Task to carry out >> Locate every line in the rows below that contains the string "defined" and copy each of those lines.

[Some rows]
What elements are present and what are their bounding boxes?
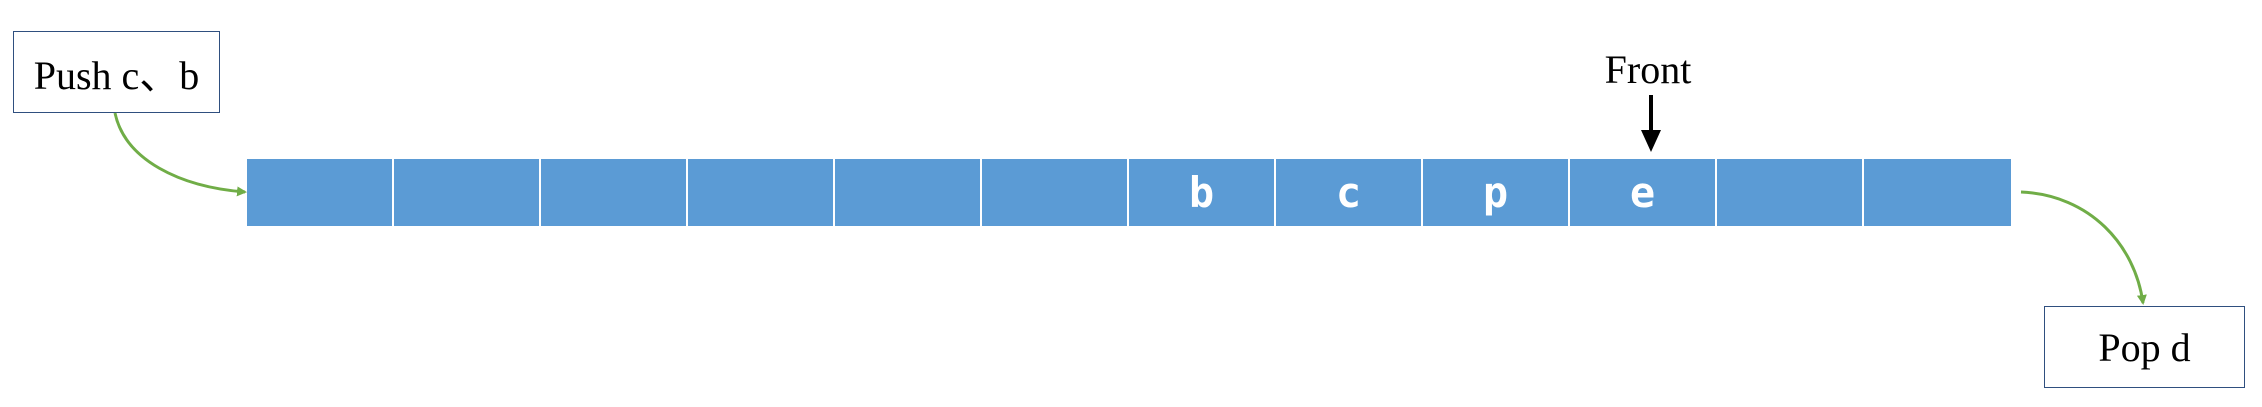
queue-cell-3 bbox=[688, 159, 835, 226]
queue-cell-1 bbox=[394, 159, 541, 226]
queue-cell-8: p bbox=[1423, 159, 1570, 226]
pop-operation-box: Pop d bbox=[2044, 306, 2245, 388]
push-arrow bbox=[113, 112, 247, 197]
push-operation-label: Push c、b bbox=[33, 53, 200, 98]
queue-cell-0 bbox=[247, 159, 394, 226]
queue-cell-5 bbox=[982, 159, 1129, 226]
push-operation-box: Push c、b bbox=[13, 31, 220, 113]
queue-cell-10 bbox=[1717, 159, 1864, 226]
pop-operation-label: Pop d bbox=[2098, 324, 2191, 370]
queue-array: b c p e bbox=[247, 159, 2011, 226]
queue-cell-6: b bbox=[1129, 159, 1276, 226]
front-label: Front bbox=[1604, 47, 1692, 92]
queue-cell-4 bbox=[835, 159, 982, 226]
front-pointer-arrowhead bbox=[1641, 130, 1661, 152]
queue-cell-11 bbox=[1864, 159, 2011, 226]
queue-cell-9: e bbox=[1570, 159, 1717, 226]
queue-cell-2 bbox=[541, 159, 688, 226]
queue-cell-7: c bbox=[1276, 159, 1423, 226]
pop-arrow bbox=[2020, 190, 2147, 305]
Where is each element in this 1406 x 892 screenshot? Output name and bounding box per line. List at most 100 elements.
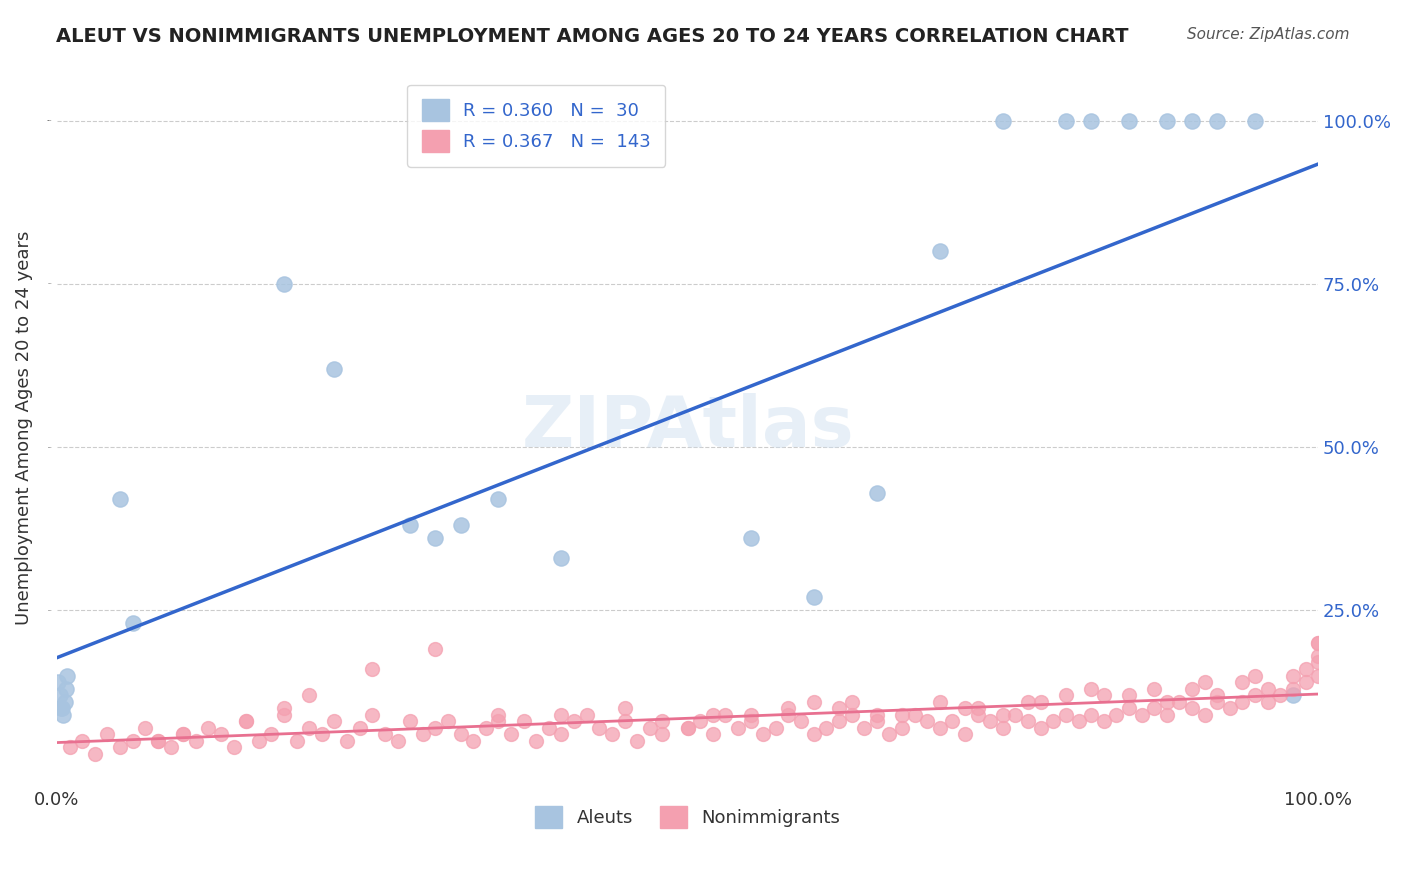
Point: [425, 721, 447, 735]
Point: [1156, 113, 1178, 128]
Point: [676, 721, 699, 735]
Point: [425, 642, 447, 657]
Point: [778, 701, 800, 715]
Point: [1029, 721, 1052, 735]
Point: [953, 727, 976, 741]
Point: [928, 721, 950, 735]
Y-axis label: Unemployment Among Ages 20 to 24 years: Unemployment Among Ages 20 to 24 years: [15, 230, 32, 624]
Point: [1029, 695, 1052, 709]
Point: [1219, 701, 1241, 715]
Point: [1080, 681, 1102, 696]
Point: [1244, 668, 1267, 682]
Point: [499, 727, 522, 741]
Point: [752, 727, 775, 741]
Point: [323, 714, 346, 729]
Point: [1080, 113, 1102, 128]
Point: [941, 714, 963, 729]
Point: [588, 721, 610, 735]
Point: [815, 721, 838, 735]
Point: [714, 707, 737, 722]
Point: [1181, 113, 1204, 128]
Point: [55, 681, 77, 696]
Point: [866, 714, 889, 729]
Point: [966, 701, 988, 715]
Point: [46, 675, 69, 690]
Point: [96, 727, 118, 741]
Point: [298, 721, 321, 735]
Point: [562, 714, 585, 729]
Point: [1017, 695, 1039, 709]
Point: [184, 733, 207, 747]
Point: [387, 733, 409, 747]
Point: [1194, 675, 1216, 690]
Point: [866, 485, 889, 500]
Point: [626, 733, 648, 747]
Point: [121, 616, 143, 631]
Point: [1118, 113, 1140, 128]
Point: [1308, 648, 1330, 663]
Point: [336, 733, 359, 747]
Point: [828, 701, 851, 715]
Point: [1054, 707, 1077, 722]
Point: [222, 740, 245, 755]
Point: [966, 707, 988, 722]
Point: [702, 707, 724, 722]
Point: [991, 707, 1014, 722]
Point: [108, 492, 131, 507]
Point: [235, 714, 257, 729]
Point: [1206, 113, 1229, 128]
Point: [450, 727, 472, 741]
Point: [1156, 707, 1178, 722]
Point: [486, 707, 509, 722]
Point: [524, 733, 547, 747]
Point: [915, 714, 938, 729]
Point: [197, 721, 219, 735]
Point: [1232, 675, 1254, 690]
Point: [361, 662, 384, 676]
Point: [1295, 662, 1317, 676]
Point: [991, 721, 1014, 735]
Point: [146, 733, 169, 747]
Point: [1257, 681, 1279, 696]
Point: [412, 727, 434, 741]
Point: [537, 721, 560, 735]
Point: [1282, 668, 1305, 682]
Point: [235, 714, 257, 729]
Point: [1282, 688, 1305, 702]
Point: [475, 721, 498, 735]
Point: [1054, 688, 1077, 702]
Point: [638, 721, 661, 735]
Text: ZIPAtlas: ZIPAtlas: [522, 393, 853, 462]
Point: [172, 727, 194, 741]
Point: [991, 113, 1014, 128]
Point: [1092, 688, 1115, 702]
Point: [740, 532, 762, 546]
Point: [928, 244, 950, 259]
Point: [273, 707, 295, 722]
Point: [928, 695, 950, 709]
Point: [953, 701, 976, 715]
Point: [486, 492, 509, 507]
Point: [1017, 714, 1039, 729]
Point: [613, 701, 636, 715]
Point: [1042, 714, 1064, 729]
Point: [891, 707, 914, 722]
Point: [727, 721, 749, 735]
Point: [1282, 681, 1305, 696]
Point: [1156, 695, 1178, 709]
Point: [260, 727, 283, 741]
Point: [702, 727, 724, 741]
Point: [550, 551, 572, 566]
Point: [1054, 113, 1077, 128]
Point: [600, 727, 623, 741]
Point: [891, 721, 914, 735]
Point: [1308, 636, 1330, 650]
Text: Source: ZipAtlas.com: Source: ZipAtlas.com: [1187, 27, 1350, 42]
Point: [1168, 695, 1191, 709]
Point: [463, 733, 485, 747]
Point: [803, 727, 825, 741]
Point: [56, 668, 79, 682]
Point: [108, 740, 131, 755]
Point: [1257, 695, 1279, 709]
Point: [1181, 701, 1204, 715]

--

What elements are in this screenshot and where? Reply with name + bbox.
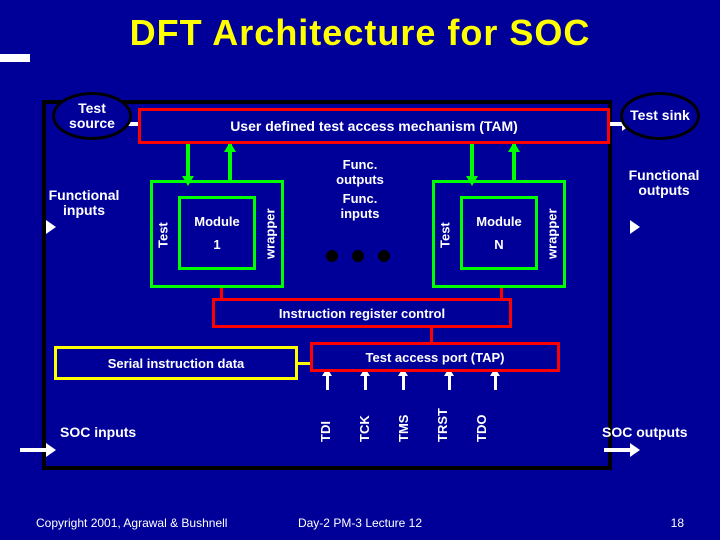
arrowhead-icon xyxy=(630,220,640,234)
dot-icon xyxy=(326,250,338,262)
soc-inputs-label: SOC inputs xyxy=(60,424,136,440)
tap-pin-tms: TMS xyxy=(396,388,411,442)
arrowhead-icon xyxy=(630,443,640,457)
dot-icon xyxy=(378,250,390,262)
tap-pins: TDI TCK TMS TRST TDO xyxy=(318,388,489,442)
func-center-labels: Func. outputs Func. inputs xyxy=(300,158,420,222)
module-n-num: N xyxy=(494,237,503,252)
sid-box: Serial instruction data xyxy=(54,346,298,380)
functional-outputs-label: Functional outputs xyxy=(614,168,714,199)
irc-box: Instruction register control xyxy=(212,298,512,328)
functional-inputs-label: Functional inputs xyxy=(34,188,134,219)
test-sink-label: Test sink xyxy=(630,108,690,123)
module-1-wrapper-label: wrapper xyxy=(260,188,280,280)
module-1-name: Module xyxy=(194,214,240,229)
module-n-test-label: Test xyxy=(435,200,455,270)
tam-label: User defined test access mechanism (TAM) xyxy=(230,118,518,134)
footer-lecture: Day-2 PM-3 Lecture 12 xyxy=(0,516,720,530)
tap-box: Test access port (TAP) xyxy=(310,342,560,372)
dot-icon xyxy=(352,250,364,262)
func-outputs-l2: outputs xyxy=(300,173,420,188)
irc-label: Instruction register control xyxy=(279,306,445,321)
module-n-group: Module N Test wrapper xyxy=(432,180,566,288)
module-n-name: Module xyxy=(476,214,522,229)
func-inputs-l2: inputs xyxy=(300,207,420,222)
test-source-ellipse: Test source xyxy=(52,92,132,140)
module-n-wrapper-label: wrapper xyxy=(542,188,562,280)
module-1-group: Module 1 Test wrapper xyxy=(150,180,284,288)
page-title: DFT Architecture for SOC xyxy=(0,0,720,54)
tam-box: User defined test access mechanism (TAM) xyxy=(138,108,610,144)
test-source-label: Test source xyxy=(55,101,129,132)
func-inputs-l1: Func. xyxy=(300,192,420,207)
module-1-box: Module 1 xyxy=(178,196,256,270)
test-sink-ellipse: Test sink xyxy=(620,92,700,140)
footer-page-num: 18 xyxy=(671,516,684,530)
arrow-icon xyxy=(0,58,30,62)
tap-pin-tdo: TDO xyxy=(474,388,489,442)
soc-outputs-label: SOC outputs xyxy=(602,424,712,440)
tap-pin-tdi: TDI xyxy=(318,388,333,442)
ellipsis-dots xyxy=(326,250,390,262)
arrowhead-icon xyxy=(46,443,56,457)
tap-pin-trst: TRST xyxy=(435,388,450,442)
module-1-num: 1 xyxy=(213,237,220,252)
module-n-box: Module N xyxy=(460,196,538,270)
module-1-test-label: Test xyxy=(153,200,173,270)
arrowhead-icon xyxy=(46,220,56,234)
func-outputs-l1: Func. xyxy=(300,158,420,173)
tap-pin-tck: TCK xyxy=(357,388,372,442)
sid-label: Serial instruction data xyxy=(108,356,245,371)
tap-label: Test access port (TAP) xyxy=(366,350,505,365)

Completed exercise >>
tam-label: User defined test access mechanism (TAM) xyxy=(230,118,518,134)
tam-box: User defined test access mechanism (TAM) xyxy=(138,108,610,144)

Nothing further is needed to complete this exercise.